:: Aim of the task ::
Gather the lines from the material that contain "page".

:: Task input ::
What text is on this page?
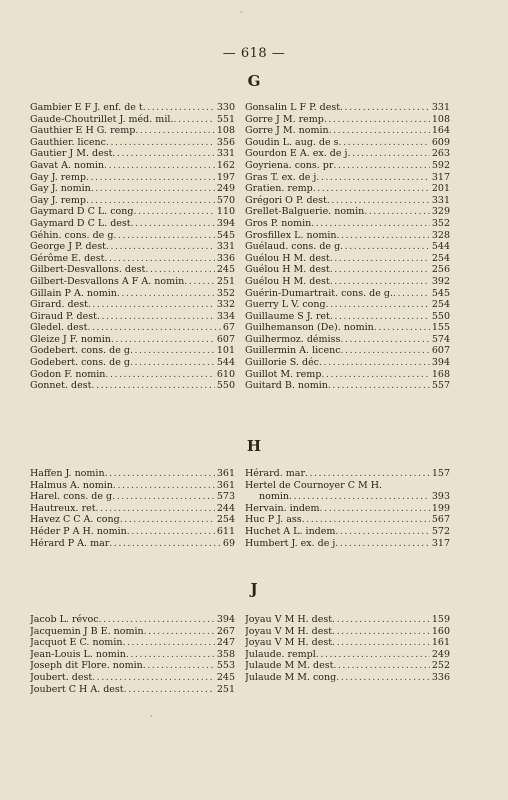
·
— 618 —
G
Gambier E F J. enf. de t .....	330
Gaude-Choutrillet J. méd. mil. .....	551
Gauthier E H G. remp .....	108
Gauthier. licenc .....	356
Gautier J M. dest .....	331
Gavat A. nomin .....	162
Gay J. remp .....	197
Gay J. nomin .....	249
Gay J. remp .....	570
Gaymard D C L. cong .....	110
Gaymard D C L. dest .....	394
Géhin. cons. de g .....	545
George J P. dest .....	331
Gérôme E. dest .....	336
Gilbert-Desvallons. dest .....	245
Gilbert-Desvallons A F A. nomin .....	251
Gillain P A. nomin .....	352
Girard. dest .....	332
Giraud P. dest .....	334
Gledel. dest .....	67
Gleize J F. nomin .....	607
Godebert. cons. de g .....	101
Godebert. cons. de g .....	544
Godon F. nomin .....	610
Gonnet. dest .....	550
Gonsalin L F P. dest .....	331
Gorre J M. remp .....	108
Gorre J M. nomin .....	164
Goudin L. aug. de s .....	609
Gourdon E A. ex. de j .....	263
Goyriena. cons. pr .....	592
Gras T. ex. de j .....	317
Gratien. remp .....	201
Grégori O P. dest .....	331
Grellet-Balguerie. nomin .....	329
Gros P. nomin .....	352
Grosfillex L. nomin .....	328
Guélaud. cons. de g .....	544
Guélou H M. dest .....	254
Guélou H M. dest .....	256
Guélou H M. dest .....	392
Guérin-Dumartrait. cons. de g. .....	545
Guerry L V. cong .....	254
Guillaume S J. ret .....	550
Guilhemanson (De). nomin .....	155
Guilhermoz. démiss .....	574
Guillermin A. licenc .....	607
Guillorie S. déc .....	394
Guillot M. remp .....	168
Guitard B. nomin .....	557
H
Haffen J. nomin .....	361
Halmus A. nomin .....	361
Harel. cons. de g .....	573
Hautreux. ret .....	244
Havez C C A. cong .....	254
Héder P A H. nomin .....	611
Hérard P A. mar .....	69
Hérard. mar .....	157
Hertel de Cournoyer C M H.
nomin .....	393
Hervain. indem .....	199
Huc P J. ass .....	567
Huchet A L. indem .....	572
Humbert J. ex. de j .....	317
J
Jacob L. révoc .....	394
Jacquemin J B E. nomin .....	267
Jacquot E C. nomin .....	247
Jean-Louis L. nomin .....	358
Joseph dit Flore. nomin .....	553
Joubert. dest .....	245
Joubert C H A. dest .....	251
Joyau V M H. dest .....	159
Joyau V M H. dest .....	160
Joyau V M H. dest .....	161
Julaude. rempl .....	249
Julaude M M. dest .....	252
Julaude M M. cong .....	336
·
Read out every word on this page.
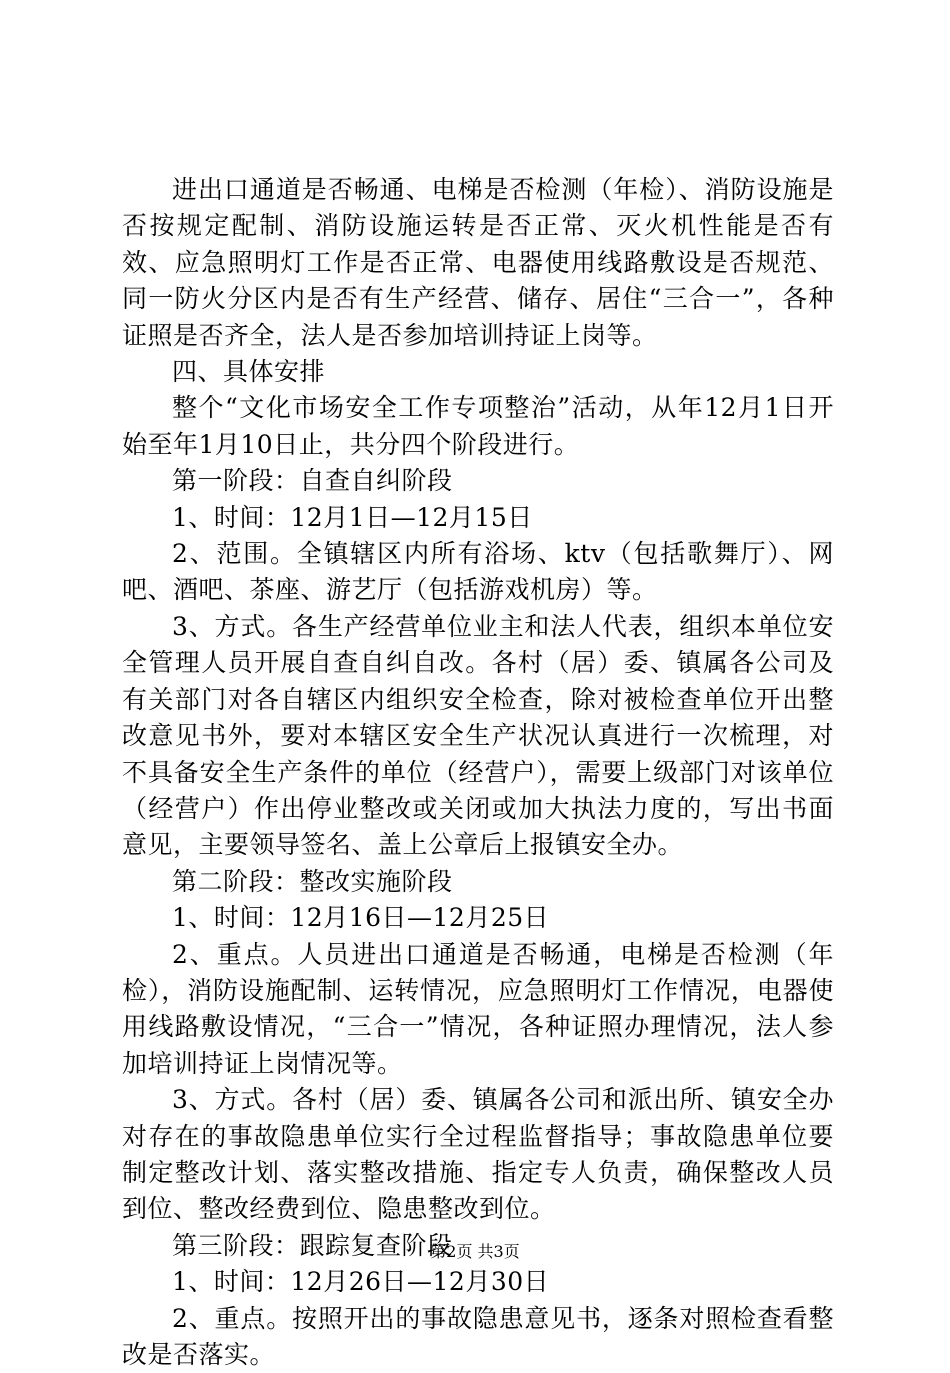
进出口通道是否畅通、电梯是否检测（年检）、消防设施是否按规定配制、消防设施运转是否正常、灭火机性能是否有效、应急照明灯工作是否正常、电器使用线路敷设是否规范、同一防火分区内是否有生产经营、储存、居住“三合一”，各种证照是否齐全，法人是否参加培训持证上岗等。

四、具体安排

整个“文化市场安全工作专项整治”活动，从年12月1日开始至年1月10日止，共分四个阶段进行。

第一阶段：自查自纠阶段

1、时间：12月1日—12月15日

2、范围。全镇辖区内所有浴场、ktv（包括歌舞厅）、网吧、酒吧、茶座、游艺厅（包括游戏机房）等。

3、方式。各生产经营单位业主和法人代表，组织本单位安全管理人员开展自查自纠自改。各村（居）委、镇属各公司及有关部门对各自辖区内组织安全检查，除对被检查单位开出整改意见书外，要对本辖区安全生产状况认真进行一次梳理，对不具备安全生产条件的单位（经营户），需要上级部门对该单位（经营户）作出停业整改或关闭或加大执法力度的，写出书面意见，主要领导签名、盖上公章后上报镇安全办。

第二阶段：整改实施阶段

1、时间：12月16日—12月25日

2、重点。人员进出口通道是否畅通，电梯是否检测（年检），消防设施配制、运转情况，应急照明灯工作情况，电器使用线路敷设情况，“三合一”情况，各种证照办理情况，法人参加培训持证上岗情况等。

3、方式。各村（居）委、镇属各公司和派出所、镇安全办对存在的事故隐患单位实行全过程监督指导；事故隐患单位要制定整改计划、落实整改措施、指定专人负责，确保整改人员到位、整改经费到位、隐患整改到位。

第三阶段：跟踪复查阶段

1、时间：12月26日—12月30日

2、重点。按照开出的事故隐患意见书，逐条对照检查看整改是否落实。

第2页 共3页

:: Solution for this exercise ::
What text is on this page?
Read out every word on this page.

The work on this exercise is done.